◆ Request ◆
All of the material below is to be returned exactly.

◆ Supplied records ◆

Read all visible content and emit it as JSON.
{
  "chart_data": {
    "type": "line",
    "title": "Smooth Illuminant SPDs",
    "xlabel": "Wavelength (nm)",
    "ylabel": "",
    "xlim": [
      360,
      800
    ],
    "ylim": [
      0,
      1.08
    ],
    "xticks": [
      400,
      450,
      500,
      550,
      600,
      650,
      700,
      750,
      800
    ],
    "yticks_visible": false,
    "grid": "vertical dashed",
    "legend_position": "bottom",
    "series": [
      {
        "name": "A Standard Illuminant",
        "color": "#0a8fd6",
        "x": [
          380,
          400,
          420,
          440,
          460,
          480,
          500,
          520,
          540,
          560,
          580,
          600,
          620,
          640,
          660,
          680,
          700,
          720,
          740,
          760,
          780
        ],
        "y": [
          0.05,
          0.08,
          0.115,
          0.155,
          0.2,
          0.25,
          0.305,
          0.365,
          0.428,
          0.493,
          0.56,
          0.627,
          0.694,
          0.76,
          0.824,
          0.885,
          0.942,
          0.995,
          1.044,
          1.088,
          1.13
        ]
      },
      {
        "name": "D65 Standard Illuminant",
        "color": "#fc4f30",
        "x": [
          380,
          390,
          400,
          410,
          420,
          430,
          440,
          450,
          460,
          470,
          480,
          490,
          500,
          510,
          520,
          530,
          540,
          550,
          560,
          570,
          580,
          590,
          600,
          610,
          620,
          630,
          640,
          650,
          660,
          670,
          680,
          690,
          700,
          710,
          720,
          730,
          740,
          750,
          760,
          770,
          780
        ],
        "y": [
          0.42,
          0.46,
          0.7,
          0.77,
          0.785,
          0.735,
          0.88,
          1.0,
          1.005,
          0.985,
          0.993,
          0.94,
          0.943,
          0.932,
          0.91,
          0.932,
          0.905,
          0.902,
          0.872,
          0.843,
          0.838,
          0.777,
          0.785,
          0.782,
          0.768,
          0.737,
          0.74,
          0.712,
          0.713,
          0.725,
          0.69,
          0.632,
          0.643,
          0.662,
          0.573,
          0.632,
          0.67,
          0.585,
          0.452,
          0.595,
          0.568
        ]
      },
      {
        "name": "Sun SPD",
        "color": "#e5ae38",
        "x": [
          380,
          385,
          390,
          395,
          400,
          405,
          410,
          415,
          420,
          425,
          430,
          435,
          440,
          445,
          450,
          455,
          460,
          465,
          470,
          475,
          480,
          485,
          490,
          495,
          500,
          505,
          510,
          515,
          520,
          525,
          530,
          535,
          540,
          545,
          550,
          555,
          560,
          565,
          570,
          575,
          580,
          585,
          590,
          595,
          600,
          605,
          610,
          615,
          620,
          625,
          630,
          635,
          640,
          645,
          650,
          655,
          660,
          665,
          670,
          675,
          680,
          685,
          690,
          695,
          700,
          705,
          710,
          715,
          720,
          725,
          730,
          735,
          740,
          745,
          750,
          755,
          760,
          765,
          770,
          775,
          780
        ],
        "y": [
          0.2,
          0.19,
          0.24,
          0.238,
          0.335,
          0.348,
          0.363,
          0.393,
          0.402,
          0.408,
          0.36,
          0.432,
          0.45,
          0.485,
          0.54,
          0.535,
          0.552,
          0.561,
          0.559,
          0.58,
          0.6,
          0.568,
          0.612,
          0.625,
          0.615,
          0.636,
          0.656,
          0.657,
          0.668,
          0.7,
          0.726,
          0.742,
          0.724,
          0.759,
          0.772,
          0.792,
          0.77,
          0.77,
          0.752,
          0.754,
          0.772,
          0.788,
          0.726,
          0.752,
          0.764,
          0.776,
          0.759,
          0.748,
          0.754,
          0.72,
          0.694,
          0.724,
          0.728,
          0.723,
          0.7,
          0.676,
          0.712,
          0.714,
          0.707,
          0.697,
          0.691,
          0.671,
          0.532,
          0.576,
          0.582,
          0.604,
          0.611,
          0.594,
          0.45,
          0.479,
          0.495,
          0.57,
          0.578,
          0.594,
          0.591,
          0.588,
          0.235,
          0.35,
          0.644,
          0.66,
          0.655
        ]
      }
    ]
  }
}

◆ Task solution ◆
Read all visible content and emit it as JSON.
{
  "chart_data": {
    "type": "line",
    "title": "Smooth Illuminant SPDs",
    "xlabel": "Wavelength (nm)",
    "ylabel": "",
    "xlim": [
      360,
      800
    ],
    "ylim": [
      0,
      1.08
    ],
    "xticks": [
      400,
      450,
      500,
      550,
      600,
      650,
      700,
      750,
      800
    ],
    "yticks_visible": false,
    "grid": "vertical dashed",
    "legend_position": "bottom",
    "series": [
      {
        "name": "A Standard Illuminant",
        "color": "#0a8fd6",
        "x": [
          380,
          400,
          420,
          440,
          460,
          480,
          500,
          520,
          540,
          560,
          580,
          600,
          620,
          640,
          660,
          680,
          700,
          720,
          740,
          760,
          780
        ],
        "y": [
          0.05,
          0.08,
          0.115,
          0.155,
          0.2,
          0.25,
          0.305,
          0.365,
          0.428,
          0.493,
          0.56,
          0.627,
          0.694,
          0.76,
          0.824,
          0.885,
          0.942,
          0.995,
          1.044,
          1.088,
          1.13
        ]
      },
      {
        "name": "D65 Standard Illuminant",
        "color": "#fc4f30",
        "x": [
          380,
          390,
          400,
          410,
          420,
          430,
          440,
          450,
          460,
          470,
          480,
          490,
          500,
          510,
          520,
          530,
          540,
          550,
          560,
          570,
          580,
          590,
          600,
          610,
          620,
          630,
          640,
          650,
          660,
          670,
          680,
          690,
          700,
          710,
          720,
          730,
          740,
          750,
          760,
          770,
          780
        ],
        "y": [
          0.42,
          0.46,
          0.7,
          0.77,
          0.785,
          0.735,
          0.88,
          1.0,
          1.005,
          0.985,
          0.993,
          0.94,
          0.943,
          0.932,
          0.91,
          0.932,
          0.905,
          0.902,
          0.872,
          0.843,
          0.838,
          0.777,
          0.785,
          0.782,
          0.768,
          0.737,
          0.74,
          0.712,
          0.713,
          0.725,
          0.69,
          0.632,
          0.643,
          0.662,
          0.573,
          0.632,
          0.67,
          0.585,
          0.452,
          0.595,
          0.568
        ]
      },
      {
        "name": "Sun SPD",
        "color": "#e5ae38",
        "x": [
          380,
          385,
          390,
          395,
          400,
          405,
          410,
          415,
          420,
          425,
          430,
          435,
          440,
          445,
          450,
          455,
          460,
          465,
          470,
          475,
          480,
          485,
          490,
          495,
          500,
          505,
          510,
          515,
          520,
          525,
          530,
          535,
          540,
          545,
          550,
          555,
          560,
          565,
          570,
          575,
          580,
          585,
          590,
          595,
          600,
          605,
          610,
          615,
          620,
          625,
          630,
          635,
          640,
          645,
          650,
          655,
          660,
          665,
          670,
          675,
          680,
          685,
          690,
          695,
          700,
          705,
          710,
          715,
          720,
          725,
          730,
          735,
          740,
          745,
          750,
          755,
          760,
          765,
          770,
          775,
          780
        ],
        "y": [
          0.2,
          0.19,
          0.24,
          0.238,
          0.335,
          0.348,
          0.363,
          0.393,
          0.402,
          0.408,
          0.36,
          0.432,
          0.45,
          0.485,
          0.54,
          0.535,
          0.552,
          0.561,
          0.559,
          0.58,
          0.6,
          0.568,
          0.612,
          0.625,
          0.615,
          0.636,
          0.656,
          0.657,
          0.668,
          0.7,
          0.726,
          0.742,
          0.724,
          0.759,
          0.772,
          0.792,
          0.77,
          0.77,
          0.752,
          0.754,
          0.772,
          0.788,
          0.726,
          0.752,
          0.764,
          0.776,
          0.759,
          0.748,
          0.754,
          0.72,
          0.694,
          0.724,
          0.728,
          0.723,
          0.7,
          0.676,
          0.712,
          0.714,
          0.707,
          0.697,
          0.691,
          0.671,
          0.532,
          0.576,
          0.582,
          0.604,
          0.611,
          0.594,
          0.45,
          0.479,
          0.495,
          0.57,
          0.578,
          0.594,
          0.591,
          0.588,
          0.235,
          0.35,
          0.644,
          0.66,
          0.655
        ]
      }
    ]
  }
}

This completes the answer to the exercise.